> **Exercise requirements**:
Look below for the line containing "Transcribe this image's". Output it and each remaining line of the entries exactly, and nothing else.

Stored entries
>>>>>

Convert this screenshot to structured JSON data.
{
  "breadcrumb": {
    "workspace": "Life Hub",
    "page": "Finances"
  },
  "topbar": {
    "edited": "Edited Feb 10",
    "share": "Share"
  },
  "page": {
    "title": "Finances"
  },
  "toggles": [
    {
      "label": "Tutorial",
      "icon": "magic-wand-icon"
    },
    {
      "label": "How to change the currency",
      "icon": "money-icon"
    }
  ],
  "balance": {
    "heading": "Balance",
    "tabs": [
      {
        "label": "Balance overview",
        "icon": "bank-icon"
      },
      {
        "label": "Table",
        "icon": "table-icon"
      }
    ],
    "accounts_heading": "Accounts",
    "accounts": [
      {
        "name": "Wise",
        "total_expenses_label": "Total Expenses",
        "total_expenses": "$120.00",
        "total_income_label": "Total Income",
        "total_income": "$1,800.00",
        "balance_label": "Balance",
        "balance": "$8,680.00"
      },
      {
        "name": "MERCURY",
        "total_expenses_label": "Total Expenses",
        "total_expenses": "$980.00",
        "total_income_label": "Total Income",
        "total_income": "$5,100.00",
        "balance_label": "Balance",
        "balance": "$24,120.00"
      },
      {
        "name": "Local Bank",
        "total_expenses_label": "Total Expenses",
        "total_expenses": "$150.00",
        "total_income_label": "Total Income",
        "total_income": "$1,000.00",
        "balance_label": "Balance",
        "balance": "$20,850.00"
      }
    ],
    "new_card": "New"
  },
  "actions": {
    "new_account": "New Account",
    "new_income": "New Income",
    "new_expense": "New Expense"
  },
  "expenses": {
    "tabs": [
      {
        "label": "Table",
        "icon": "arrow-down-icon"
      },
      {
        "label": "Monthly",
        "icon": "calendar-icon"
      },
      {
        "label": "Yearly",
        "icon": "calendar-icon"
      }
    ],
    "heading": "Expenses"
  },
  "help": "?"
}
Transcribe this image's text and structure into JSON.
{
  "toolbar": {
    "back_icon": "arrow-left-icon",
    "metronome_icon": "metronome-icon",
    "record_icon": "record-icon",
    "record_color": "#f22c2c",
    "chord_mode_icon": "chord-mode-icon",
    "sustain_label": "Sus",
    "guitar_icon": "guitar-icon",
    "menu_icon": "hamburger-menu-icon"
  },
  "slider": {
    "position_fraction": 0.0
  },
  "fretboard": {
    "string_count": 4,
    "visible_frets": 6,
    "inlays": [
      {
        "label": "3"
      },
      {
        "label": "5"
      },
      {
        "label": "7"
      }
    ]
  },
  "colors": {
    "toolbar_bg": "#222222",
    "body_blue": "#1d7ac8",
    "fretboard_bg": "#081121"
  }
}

<<<<<

> **Output for this task**:
Transcribe this image's text and structure into JSON.
{
  "toolbar": {
    "back_icon": "arrow-left-icon",
    "metronome_icon": "metronome-icon",
    "record_icon": "record-icon",
    "record_color": "#f22c2c",
    "chord_mode_icon": "chord-mode-icon",
    "sustain_label": "Sus",
    "guitar_icon": "guitar-icon",
    "menu_icon": "hamburger-menu-icon"
  },
  "slider": {
    "position_fraction": 0.0
  },
  "fretboard": {
    "string_count": 4,
    "visible_frets": 6,
    "inlays": [
      {
        "label": "3"
      },
      {
        "label": "5"
      },
      {
        "label": "7"
      }
    ]
  },
  "colors": {
    "toolbar_bg": "#222222",
    "body_blue": "#1d7ac8",
    "fretboard_bg": "#081121"
  }
}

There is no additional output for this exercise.